--- Data provided ---

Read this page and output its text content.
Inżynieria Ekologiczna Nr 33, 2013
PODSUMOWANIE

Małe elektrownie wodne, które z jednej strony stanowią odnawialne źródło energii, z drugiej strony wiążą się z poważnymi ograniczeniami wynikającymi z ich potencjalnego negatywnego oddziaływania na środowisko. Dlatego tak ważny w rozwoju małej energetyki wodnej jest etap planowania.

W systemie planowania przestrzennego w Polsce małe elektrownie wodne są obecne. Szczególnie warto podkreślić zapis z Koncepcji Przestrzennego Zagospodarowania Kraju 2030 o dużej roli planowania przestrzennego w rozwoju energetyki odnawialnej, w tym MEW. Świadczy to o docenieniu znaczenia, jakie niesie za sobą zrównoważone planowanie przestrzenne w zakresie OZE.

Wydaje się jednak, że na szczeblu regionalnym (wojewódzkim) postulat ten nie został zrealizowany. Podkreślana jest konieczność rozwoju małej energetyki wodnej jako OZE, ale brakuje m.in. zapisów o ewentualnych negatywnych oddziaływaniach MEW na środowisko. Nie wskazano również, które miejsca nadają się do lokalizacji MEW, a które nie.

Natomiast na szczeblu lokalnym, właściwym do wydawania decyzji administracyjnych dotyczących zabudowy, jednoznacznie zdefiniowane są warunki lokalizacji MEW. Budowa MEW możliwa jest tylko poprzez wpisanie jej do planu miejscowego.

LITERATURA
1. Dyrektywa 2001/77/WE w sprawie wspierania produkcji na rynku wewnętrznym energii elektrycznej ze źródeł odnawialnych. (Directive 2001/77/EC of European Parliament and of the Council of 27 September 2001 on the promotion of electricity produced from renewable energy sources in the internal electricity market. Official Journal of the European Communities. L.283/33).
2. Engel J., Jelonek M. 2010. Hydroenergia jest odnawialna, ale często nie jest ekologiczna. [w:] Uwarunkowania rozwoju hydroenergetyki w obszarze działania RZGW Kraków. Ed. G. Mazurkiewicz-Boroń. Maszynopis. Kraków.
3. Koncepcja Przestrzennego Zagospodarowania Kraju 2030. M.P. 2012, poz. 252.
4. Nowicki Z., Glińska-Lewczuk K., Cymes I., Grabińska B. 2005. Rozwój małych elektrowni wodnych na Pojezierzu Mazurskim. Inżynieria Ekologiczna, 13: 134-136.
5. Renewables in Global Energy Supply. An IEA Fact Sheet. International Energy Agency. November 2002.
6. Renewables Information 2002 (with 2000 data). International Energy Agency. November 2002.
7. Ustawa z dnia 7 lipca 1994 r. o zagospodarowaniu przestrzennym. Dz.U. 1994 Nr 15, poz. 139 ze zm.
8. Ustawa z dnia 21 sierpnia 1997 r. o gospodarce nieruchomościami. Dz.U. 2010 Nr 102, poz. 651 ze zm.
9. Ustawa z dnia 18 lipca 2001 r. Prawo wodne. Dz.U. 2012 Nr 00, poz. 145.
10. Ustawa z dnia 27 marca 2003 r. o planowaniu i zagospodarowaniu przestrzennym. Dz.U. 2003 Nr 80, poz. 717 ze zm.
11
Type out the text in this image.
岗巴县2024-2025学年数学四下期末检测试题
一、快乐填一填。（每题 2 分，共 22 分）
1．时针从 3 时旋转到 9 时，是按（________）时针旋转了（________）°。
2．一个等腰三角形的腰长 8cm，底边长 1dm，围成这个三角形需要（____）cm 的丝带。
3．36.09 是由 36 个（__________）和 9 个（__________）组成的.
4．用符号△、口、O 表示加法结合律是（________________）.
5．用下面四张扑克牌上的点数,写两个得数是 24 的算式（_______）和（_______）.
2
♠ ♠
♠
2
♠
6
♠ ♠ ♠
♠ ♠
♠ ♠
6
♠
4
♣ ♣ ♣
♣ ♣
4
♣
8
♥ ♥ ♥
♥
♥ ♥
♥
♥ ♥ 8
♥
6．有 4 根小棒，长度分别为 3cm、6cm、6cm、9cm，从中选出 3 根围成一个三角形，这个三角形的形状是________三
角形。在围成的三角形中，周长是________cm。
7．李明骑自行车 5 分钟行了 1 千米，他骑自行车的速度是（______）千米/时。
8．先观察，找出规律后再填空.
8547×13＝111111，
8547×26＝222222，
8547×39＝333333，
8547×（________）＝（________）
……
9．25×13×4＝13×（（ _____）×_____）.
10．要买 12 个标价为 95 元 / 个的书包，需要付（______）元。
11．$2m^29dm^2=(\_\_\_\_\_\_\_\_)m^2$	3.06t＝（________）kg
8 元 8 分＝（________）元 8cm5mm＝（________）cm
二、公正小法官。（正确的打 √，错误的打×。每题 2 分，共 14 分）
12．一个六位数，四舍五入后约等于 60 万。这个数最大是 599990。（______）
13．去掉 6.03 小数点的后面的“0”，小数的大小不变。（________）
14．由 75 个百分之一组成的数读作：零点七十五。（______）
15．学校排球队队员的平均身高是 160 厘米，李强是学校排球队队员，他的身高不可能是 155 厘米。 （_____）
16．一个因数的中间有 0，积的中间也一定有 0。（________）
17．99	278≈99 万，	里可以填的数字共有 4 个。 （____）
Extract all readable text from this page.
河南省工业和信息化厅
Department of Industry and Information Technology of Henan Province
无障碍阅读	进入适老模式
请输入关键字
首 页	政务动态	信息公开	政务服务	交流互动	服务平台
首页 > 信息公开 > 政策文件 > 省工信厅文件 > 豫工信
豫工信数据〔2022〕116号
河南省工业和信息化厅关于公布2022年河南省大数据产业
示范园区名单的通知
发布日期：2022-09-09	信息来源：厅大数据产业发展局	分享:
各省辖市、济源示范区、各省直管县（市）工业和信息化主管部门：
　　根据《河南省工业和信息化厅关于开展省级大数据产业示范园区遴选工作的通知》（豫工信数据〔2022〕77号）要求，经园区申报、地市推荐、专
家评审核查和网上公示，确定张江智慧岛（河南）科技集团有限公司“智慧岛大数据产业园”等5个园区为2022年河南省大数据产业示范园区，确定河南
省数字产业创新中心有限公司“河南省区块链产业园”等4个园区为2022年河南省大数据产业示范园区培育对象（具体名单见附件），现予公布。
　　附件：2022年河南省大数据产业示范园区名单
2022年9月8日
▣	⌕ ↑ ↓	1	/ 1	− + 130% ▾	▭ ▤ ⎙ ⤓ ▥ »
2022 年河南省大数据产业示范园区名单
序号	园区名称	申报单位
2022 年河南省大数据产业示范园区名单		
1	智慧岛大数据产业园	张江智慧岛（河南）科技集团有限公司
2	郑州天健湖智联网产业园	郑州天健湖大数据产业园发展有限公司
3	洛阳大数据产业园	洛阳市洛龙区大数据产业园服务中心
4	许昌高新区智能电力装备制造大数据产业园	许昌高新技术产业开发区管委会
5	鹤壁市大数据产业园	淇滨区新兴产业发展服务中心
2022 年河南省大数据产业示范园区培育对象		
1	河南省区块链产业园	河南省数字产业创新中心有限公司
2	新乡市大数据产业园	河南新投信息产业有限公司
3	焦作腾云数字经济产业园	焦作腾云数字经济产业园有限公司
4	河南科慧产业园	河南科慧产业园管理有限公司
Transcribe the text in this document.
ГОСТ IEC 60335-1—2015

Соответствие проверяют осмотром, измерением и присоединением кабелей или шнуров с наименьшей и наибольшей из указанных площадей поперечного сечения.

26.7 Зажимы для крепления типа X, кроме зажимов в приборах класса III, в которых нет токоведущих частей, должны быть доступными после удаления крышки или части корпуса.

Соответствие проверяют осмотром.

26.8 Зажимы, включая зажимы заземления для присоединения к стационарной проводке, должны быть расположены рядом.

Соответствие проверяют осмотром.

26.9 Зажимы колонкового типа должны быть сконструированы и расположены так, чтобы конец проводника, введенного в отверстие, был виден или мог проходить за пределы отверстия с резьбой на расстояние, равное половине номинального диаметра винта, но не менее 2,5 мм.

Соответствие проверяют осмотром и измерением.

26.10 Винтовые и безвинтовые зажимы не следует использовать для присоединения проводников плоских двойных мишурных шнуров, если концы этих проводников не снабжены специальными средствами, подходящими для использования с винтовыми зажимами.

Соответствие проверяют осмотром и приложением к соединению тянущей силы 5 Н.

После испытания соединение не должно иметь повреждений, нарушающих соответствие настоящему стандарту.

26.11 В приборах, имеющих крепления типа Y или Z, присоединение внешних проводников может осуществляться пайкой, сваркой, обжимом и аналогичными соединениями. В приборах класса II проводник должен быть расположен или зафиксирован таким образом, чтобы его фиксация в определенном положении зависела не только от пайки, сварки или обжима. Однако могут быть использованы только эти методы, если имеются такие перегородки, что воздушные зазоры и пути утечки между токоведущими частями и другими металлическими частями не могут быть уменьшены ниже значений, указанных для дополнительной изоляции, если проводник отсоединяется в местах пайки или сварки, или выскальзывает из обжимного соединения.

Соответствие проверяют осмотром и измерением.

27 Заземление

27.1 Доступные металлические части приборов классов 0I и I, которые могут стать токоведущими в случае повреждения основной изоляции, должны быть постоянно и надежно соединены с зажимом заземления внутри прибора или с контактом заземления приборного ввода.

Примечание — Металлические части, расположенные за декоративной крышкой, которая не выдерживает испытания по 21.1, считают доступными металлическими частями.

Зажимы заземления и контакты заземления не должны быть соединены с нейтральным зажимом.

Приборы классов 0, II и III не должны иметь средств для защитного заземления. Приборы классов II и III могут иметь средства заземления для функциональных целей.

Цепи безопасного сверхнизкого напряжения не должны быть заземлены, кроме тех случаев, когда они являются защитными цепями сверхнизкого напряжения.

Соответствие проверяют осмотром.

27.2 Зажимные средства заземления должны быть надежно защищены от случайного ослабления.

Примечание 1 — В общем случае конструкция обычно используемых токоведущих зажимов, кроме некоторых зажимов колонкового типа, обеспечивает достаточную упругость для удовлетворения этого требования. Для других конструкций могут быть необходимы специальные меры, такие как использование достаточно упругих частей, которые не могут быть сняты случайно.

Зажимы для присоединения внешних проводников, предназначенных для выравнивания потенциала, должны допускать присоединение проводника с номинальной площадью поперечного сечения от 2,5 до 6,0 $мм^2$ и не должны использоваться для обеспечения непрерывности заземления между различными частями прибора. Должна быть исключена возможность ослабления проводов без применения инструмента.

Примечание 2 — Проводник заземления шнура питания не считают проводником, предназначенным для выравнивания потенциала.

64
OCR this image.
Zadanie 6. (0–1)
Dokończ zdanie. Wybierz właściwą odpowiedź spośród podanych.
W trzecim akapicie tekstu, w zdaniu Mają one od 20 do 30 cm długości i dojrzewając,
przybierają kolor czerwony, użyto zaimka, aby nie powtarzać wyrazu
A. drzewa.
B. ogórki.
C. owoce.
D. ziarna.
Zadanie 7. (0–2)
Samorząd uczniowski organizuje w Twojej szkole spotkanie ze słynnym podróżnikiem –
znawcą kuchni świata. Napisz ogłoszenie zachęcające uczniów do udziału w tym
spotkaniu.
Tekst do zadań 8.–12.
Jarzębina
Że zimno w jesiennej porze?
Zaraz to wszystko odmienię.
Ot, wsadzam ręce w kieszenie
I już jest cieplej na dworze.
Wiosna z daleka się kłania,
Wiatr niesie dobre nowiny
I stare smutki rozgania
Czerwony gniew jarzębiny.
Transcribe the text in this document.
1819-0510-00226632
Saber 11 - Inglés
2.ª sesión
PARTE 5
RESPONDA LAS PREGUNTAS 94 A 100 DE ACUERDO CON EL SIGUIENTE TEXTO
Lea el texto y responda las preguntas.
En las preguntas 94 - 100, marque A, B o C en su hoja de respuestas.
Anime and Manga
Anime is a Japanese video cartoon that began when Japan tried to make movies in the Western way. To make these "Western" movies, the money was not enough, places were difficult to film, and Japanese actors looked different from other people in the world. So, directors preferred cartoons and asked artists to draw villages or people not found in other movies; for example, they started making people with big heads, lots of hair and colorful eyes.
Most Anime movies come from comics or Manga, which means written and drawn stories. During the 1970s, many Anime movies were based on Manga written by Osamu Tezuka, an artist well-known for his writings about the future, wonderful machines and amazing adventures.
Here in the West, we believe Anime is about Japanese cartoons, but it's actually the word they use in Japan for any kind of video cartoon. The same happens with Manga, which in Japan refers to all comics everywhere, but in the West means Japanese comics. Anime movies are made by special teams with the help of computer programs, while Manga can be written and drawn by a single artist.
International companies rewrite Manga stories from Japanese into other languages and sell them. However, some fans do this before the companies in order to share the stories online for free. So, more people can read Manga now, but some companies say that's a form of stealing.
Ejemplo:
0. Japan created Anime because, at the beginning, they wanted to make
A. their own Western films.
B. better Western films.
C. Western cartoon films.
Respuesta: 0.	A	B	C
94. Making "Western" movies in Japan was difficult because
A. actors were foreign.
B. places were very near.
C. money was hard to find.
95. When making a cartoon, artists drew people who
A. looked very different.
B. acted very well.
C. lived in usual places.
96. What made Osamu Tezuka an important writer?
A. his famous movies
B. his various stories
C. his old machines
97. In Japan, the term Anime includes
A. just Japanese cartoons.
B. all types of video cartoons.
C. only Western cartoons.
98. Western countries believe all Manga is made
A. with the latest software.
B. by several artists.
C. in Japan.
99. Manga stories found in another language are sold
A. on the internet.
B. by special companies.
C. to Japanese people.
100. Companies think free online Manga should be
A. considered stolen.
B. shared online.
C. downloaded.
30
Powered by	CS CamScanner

---

§ **Exercise task**
Which lines above hold the word "крепления"? Copy each of them.

§ **Reply**
26.7 Зажимы для крепления типа X, кроме зажимов в приборах класса III, в которых нет токоведущих частей, должны быть доступными после удаления крышки или части корпуса.
26.11 В приборах, имеющих крепления типа Y или Z, присоединение внешних проводников может осуществляться пайкой, сваркой, обжимом и аналогичными соединениями. В приборах класса II проводник должен быть расположен или зафиксирован таким образом, чтобы его фиксация в определенном положении зависела не только от пайки, сварки или обжима. Однако могут быть использованы только эти методы, если имеются такие перегородки, что воздушные зазоры и пути утечки между токоведущими частями и другими металлическими частями не могут быть уменьшены ниже значений, указанных для дополнительной изоляции, если проводник отсоединяется в местах пайки или сварки, или выскальзывает из обжимного соединения.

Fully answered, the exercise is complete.